» REQUIREMENT: Copy exactly the lines from the one containing "Extract the structured" through the last line of the records below, including both, and leave out any pictures.
>> start DATA TO USE
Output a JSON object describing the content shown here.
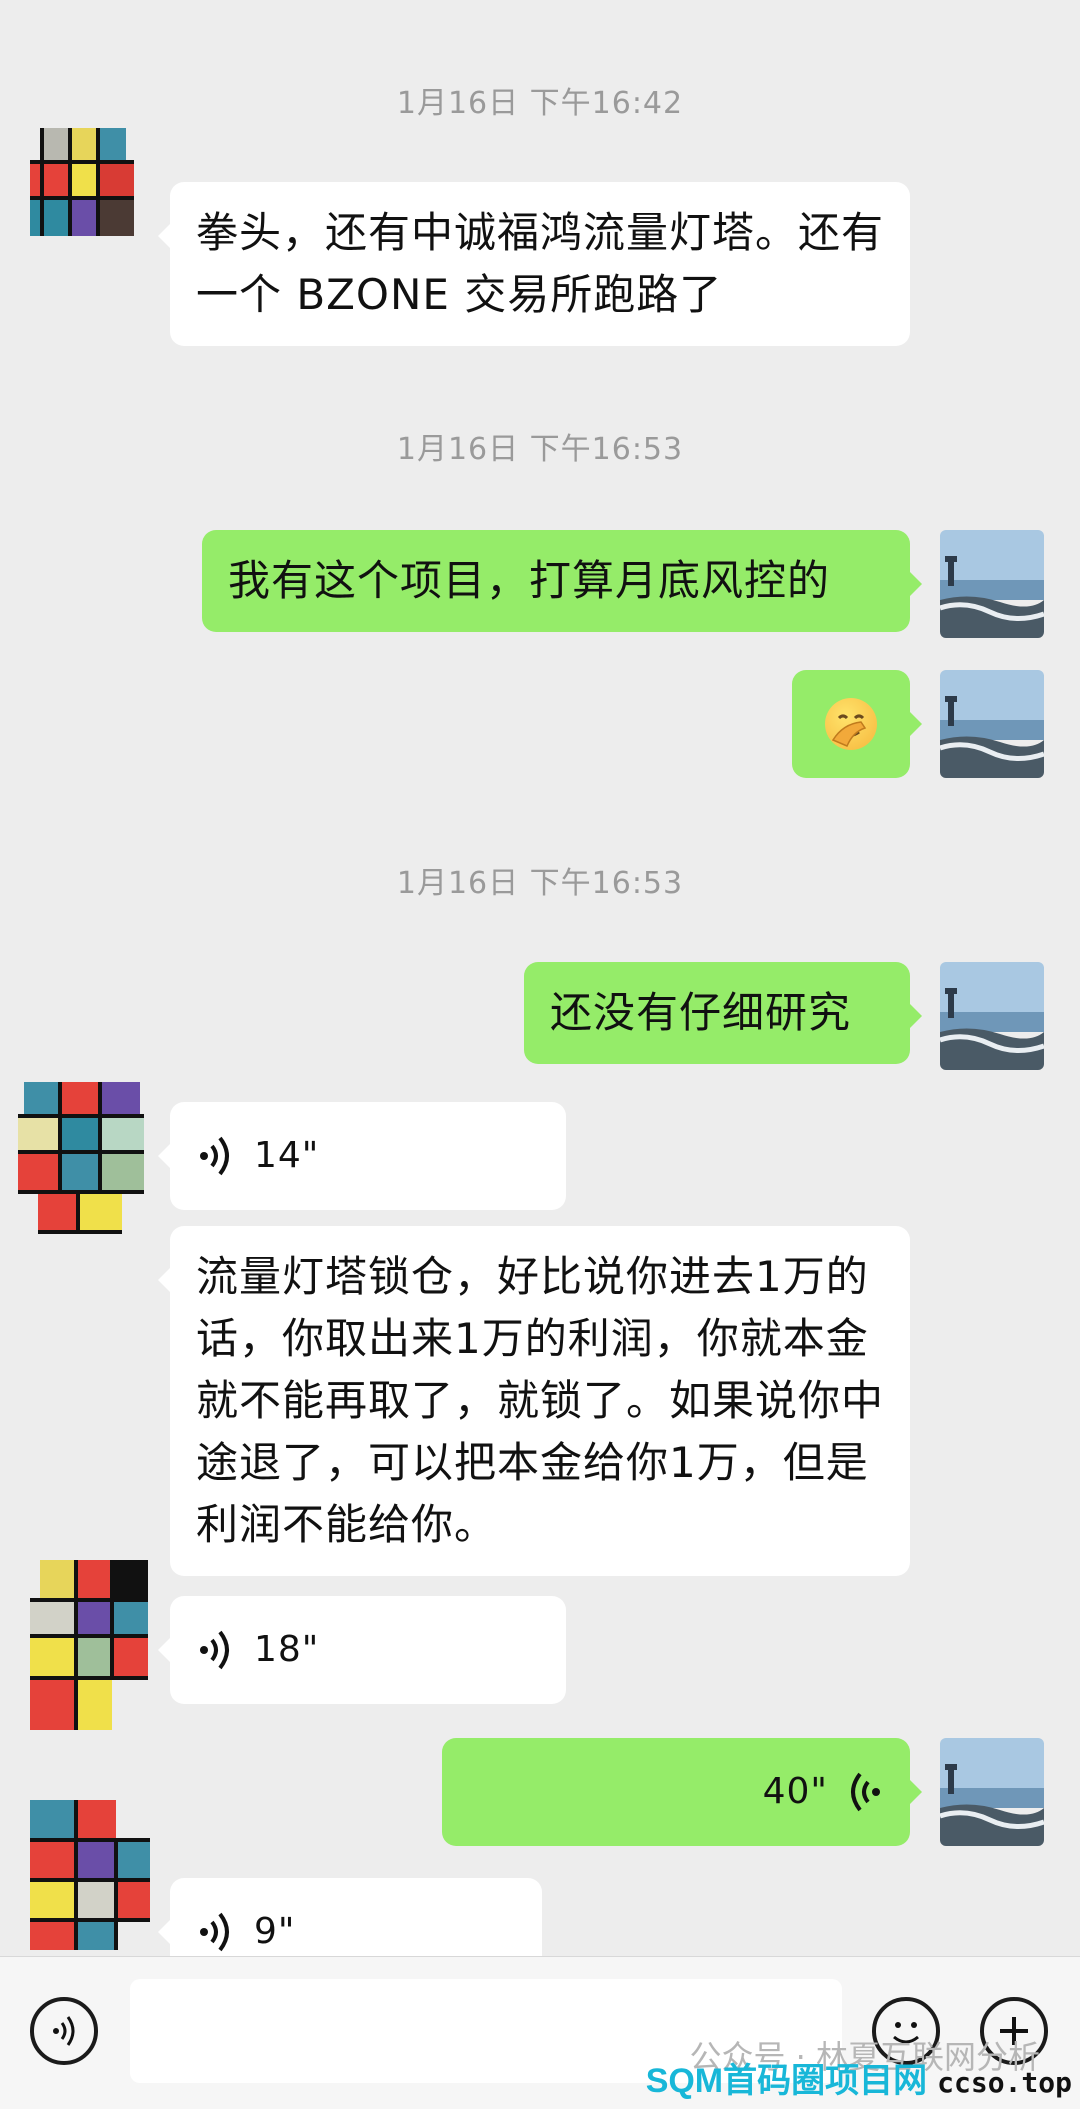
{
  "timestamps": [
    "1月16日 下午16:42",
    "1月16日 下午16:53",
    "1月16日 下午16:53"
  ],
  "messages": {
    "m1": "拳头，还有中诚福鸿流量灯塔。还有一个 BZONE 交易所跑路了",
    "m2": "我有这个项目，打算月底风控的",
    "m4": "还没有仔细研究",
    "m5_duration": "14\"",
    "m6": "流量灯塔锁仓，好比说你进去1万的话，你取出来1万的利润，你就本金就不能再取了，就锁了。如果说你中途退了，可以把本金给你1万，但是利润不能给你。",
    "m7_duration": "18\"",
    "m8_duration": "40\"",
    "m9_duration": "9\""
  },
  "watermark": {
    "text": "公众号 · 林夏互联网分析",
    "site_brand": "SQM首码圈项目网",
    "site_url": "ccso.top"
  },
  "icons": {
    "emoji": "facepalm-emoji",
    "voice_input": "voice-input-icon",
    "emoji_button": "smiley-icon",
    "plus_button": "plus-icon"
  },
  "colors": {
    "background": "#ededed",
    "outgoing_bubble": "#95ec69",
    "incoming_bubble": "#ffffff",
    "timestamp": "#9a9a9a"
  }
}
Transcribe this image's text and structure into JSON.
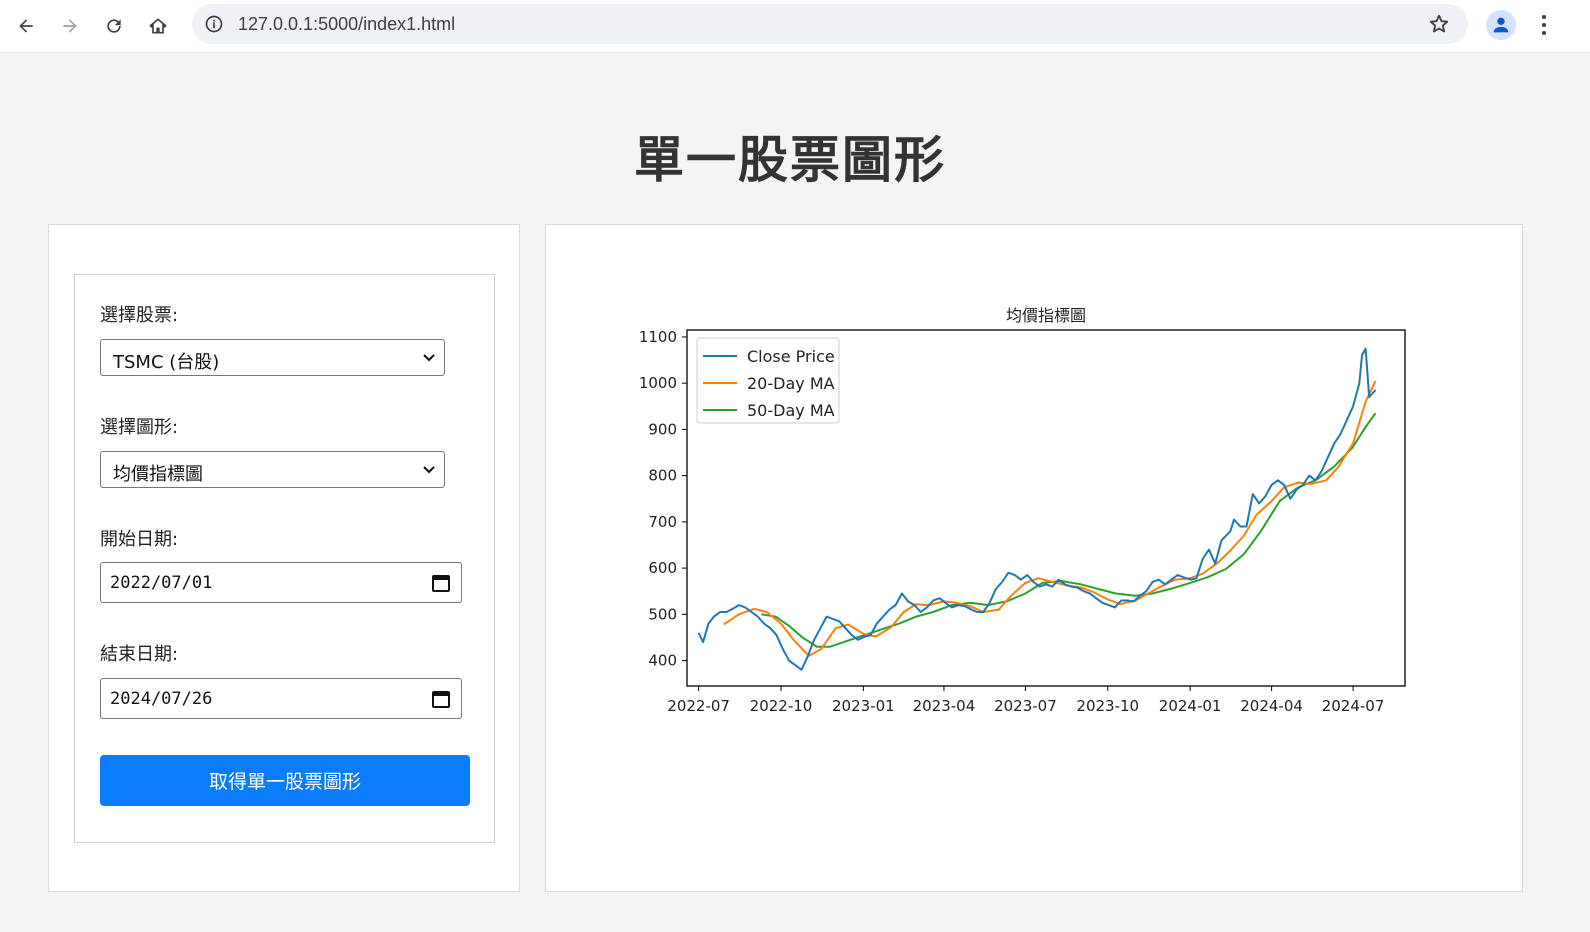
{
  "browser": {
    "url": "127.0.0.1:5000/index1.html",
    "icons": [
      "back-icon",
      "forward-icon",
      "reload-icon",
      "home-icon",
      "info-icon",
      "star-icon",
      "profile-icon",
      "menu-icon"
    ]
  },
  "page": {
    "title": "單一股票圖形"
  },
  "form": {
    "stock_label": "選擇股票:",
    "stock_value": "TSMC (台股)",
    "chart_label": "選擇圖形:",
    "chart_value": "均價指標圖",
    "start_label": "開始日期:",
    "start_value": "2022/07/01",
    "end_label": "結束日期:",
    "end_value": "2024/07/26",
    "submit_label": "取得單一股票圖形",
    "accent": "#0a7cff"
  },
  "chart_data": {
    "type": "line",
    "title": "均價指標圖",
    "xlabel": "",
    "ylabel": "",
    "x_ticks": [
      "2022-07",
      "2022-10",
      "2023-01",
      "2023-04",
      "2023-07",
      "2023-10",
      "2024-01",
      "2024-04",
      "2024-07"
    ],
    "y_ticks": [
      400,
      500,
      600,
      700,
      800,
      900,
      1000,
      1100
    ],
    "ylim": [
      345,
      1115
    ],
    "xlim": [
      "2022-06-18",
      "2024-08-28"
    ],
    "grid": false,
    "legend": "top-left",
    "series": [
      {
        "name": "Close Price",
        "color": "#1f77b4",
        "x": [
          "2022-07-01",
          "2022-07-06",
          "2022-07-12",
          "2022-07-18",
          "2022-07-25",
          "2022-08-01",
          "2022-08-08",
          "2022-08-15",
          "2022-08-22",
          "2022-08-29",
          "2022-09-05",
          "2022-09-12",
          "2022-09-19",
          "2022-09-26",
          "2022-10-03",
          "2022-10-10",
          "2022-10-17",
          "2022-10-24",
          "2022-10-31",
          "2022-11-07",
          "2022-11-14",
          "2022-11-21",
          "2022-11-28",
          "2022-12-05",
          "2022-12-12",
          "2022-12-19",
          "2022-12-26",
          "2023-01-03",
          "2023-01-09",
          "2023-01-16",
          "2023-01-30",
          "2023-02-06",
          "2023-02-13",
          "2023-02-20",
          "2023-02-27",
          "2023-03-06",
          "2023-03-13",
          "2023-03-20",
          "2023-03-27",
          "2023-04-06",
          "2023-04-10",
          "2023-04-17",
          "2023-04-24",
          "2023-05-02",
          "2023-05-08",
          "2023-05-15",
          "2023-05-22",
          "2023-05-29",
          "2023-06-05",
          "2023-06-12",
          "2023-06-19",
          "2023-06-26",
          "2023-07-03",
          "2023-07-10",
          "2023-07-17",
          "2023-07-24",
          "2023-07-31",
          "2023-08-07",
          "2023-08-14",
          "2023-08-21",
          "2023-08-28",
          "2023-09-04",
          "2023-09-11",
          "2023-09-18",
          "2023-09-25",
          "2023-10-02",
          "2023-10-09",
          "2023-10-16",
          "2023-10-23",
          "2023-10-30",
          "2023-11-06",
          "2023-11-13",
          "2023-11-20",
          "2023-11-27",
          "2023-12-04",
          "2023-12-11",
          "2023-12-18",
          "2023-12-25",
          "2024-01-02",
          "2024-01-08",
          "2024-01-15",
          "2024-01-22",
          "2024-01-29",
          "2024-02-05",
          "2024-02-15",
          "2024-02-19",
          "2024-02-26",
          "2024-03-04",
          "2024-03-11",
          "2024-03-18",
          "2024-03-25",
          "2024-04-01",
          "2024-04-08",
          "2024-04-15",
          "2024-04-22",
          "2024-04-29",
          "2024-05-06",
          "2024-05-13",
          "2024-05-20",
          "2024-05-27",
          "2024-06-03",
          "2024-06-10",
          "2024-06-17",
          "2024-06-24",
          "2024-07-01",
          "2024-07-08",
          "2024-07-11",
          "2024-07-15",
          "2024-07-19",
          "2024-07-26"
        ],
        "values": [
          460,
          440,
          480,
          495,
          505,
          505,
          512,
          520,
          515,
          505,
          495,
          480,
          470,
          455,
          425,
          400,
          390,
          380,
          410,
          445,
          470,
          495,
          490,
          485,
          470,
          455,
          445,
          452,
          455,
          480,
          510,
          520,
          545,
          528,
          520,
          505,
          515,
          530,
          535,
          520,
          515,
          520,
          518,
          510,
          505,
          505,
          525,
          555,
          570,
          590,
          585,
          575,
          585,
          570,
          560,
          565,
          560,
          575,
          565,
          560,
          558,
          550,
          545,
          535,
          525,
          520,
          515,
          530,
          530,
          528,
          540,
          550,
          570,
          575,
          565,
          575,
          585,
          580,
          575,
          578,
          620,
          640,
          610,
          660,
          680,
          705,
          690,
          690,
          760,
          740,
          755,
          780,
          790,
          780,
          750,
          770,
          780,
          800,
          790,
          810,
          840,
          870,
          890,
          920,
          950,
          1000,
          1060,
          1075,
          970,
          985
        ]
      },
      {
        "name": "20-Day MA",
        "color": "#ff7f0e",
        "x": [
          "2022-07-29",
          "2022-08-15",
          "2022-09-01",
          "2022-09-15",
          "2022-10-01",
          "2022-10-15",
          "2022-11-01",
          "2022-11-15",
          "2022-12-01",
          "2022-12-15",
          "2023-01-01",
          "2023-01-15",
          "2023-02-01",
          "2023-02-15",
          "2023-03-01",
          "2023-03-15",
          "2023-04-01",
          "2023-04-15",
          "2023-05-01",
          "2023-05-15",
          "2023-06-01",
          "2023-06-15",
          "2023-07-01",
          "2023-07-15",
          "2023-08-01",
          "2023-08-15",
          "2023-09-01",
          "2023-09-15",
          "2023-10-01",
          "2023-10-15",
          "2023-11-01",
          "2023-11-15",
          "2023-12-01",
          "2023-12-15",
          "2024-01-01",
          "2024-01-15",
          "2024-02-01",
          "2024-02-15",
          "2024-03-01",
          "2024-03-15",
          "2024-04-01",
          "2024-04-15",
          "2024-05-01",
          "2024-05-15",
          "2024-06-01",
          "2024-06-15",
          "2024-07-01",
          "2024-07-15",
          "2024-07-26"
        ],
        "values": [
          478,
          500,
          512,
          505,
          480,
          445,
          410,
          425,
          470,
          478,
          458,
          452,
          472,
          505,
          522,
          520,
          528,
          525,
          517,
          505,
          510,
          540,
          568,
          578,
          570,
          563,
          558,
          548,
          532,
          522,
          530,
          545,
          562,
          575,
          578,
          588,
          612,
          638,
          670,
          715,
          745,
          775,
          785,
          782,
          790,
          820,
          870,
          960,
          1005
        ]
      },
      {
        "name": "50-Day MA",
        "color": "#2ca02c",
        "x": [
          "2022-09-09",
          "2022-09-25",
          "2022-10-10",
          "2022-10-25",
          "2022-11-10",
          "2022-11-25",
          "2022-12-10",
          "2022-12-25",
          "2023-01-10",
          "2023-01-25",
          "2023-02-10",
          "2023-03-01",
          "2023-03-20",
          "2023-04-10",
          "2023-05-01",
          "2023-05-20",
          "2023-06-10",
          "2023-07-01",
          "2023-07-20",
          "2023-08-10",
          "2023-09-01",
          "2023-09-20",
          "2023-10-10",
          "2023-11-01",
          "2023-11-20",
          "2023-12-10",
          "2024-01-01",
          "2024-01-20",
          "2024-02-10",
          "2024-03-01",
          "2024-03-20",
          "2024-04-10",
          "2024-05-01",
          "2024-05-20",
          "2024-06-10",
          "2024-06-30",
          "2024-07-15",
          "2024-07-26"
        ],
        "values": [
          500,
          495,
          475,
          450,
          430,
          430,
          440,
          450,
          460,
          470,
          480,
          495,
          505,
          520,
          525,
          520,
          528,
          545,
          568,
          572,
          565,
          555,
          545,
          540,
          545,
          555,
          568,
          580,
          598,
          630,
          680,
          745,
          775,
          790,
          820,
          860,
          905,
          935
        ]
      }
    ]
  }
}
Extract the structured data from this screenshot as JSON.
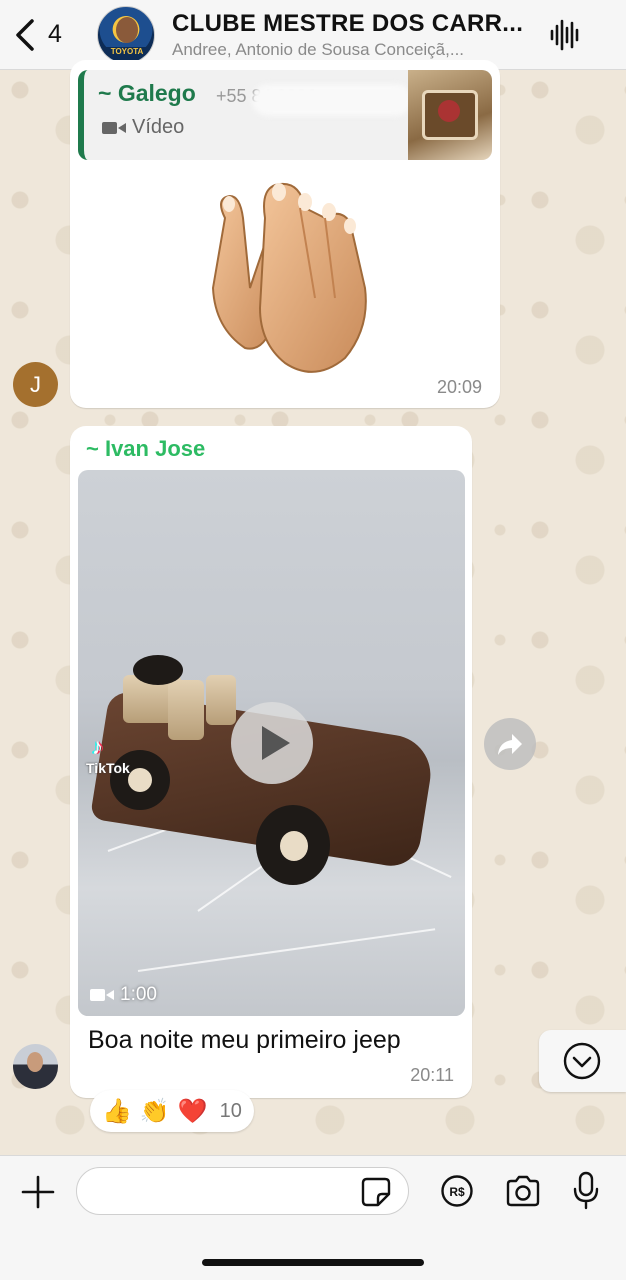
{
  "header": {
    "back_count": "4",
    "group_title": "CLUBE MESTRE DOS CARR...",
    "group_subtitle": "Andree, Antonio de Sousa Conceiçã,...",
    "avatar_text": "TOYOTA"
  },
  "messages": [
    {
      "quoted": {
        "sender": "~ Galego",
        "phone": "+55 84 9996",
        "type_label": "Vídeo"
      },
      "content": "clapping-hands-sticker",
      "time": "20:09",
      "author_initial": "J"
    },
    {
      "sender": "~ Ivan Jose",
      "video": {
        "watermark": "TikTok",
        "duration": "1:00"
      },
      "caption": "Boa noite meu primeiro jeep",
      "time": "20:11",
      "reactions": {
        "emojis": [
          "👍",
          "👏",
          "❤️"
        ],
        "count": "10"
      }
    }
  ],
  "composer": {
    "placeholder": ""
  },
  "colors": {
    "quote_accent": "#1f7a4c",
    "sender_green": "#2dbb63",
    "chat_background": "#efe7da",
    "avatar_j": "#a4702e"
  },
  "icons": [
    "chevron-left-icon",
    "waveform-icon",
    "video-icon",
    "play-icon",
    "forward-icon",
    "chevron-down-icon",
    "plus-icon",
    "sticker-icon",
    "payment-icon",
    "camera-icon",
    "microphone-icon"
  ]
}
>> end DATA TO USE
» RESPONSE BELOW:
Extract the structured data from this screenshot as JSON.
{
  "header": {
    "back_count": "4",
    "group_title": "CLUBE MESTRE DOS CARR...",
    "group_subtitle": "Andree, Antonio de Sousa Conceiçã,...",
    "avatar_text": "TOYOTA"
  },
  "messages": [
    {
      "quoted": {
        "sender": "~ Galego",
        "phone": "+55 84 9996",
        "type_label": "Vídeo"
      },
      "content": "clapping-hands-sticker",
      "time": "20:09",
      "author_initial": "J"
    },
    {
      "sender": "~ Ivan Jose",
      "video": {
        "watermark": "TikTok",
        "duration": "1:00"
      },
      "caption": "Boa noite meu primeiro jeep",
      "time": "20:11",
      "reactions": {
        "emojis": [
          "👍",
          "👏",
          "❤️"
        ],
        "count": "10"
      }
    }
  ],
  "composer": {
    "placeholder": ""
  },
  "colors": {
    "quote_accent": "#1f7a4c",
    "sender_green": "#2dbb63",
    "chat_background": "#efe7da",
    "avatar_j": "#a4702e"
  },
  "icons": [
    "chevron-left-icon",
    "waveform-icon",
    "video-icon",
    "play-icon",
    "forward-icon",
    "chevron-down-icon",
    "plus-icon",
    "sticker-icon",
    "payment-icon",
    "camera-icon",
    "microphone-icon"
  ]
}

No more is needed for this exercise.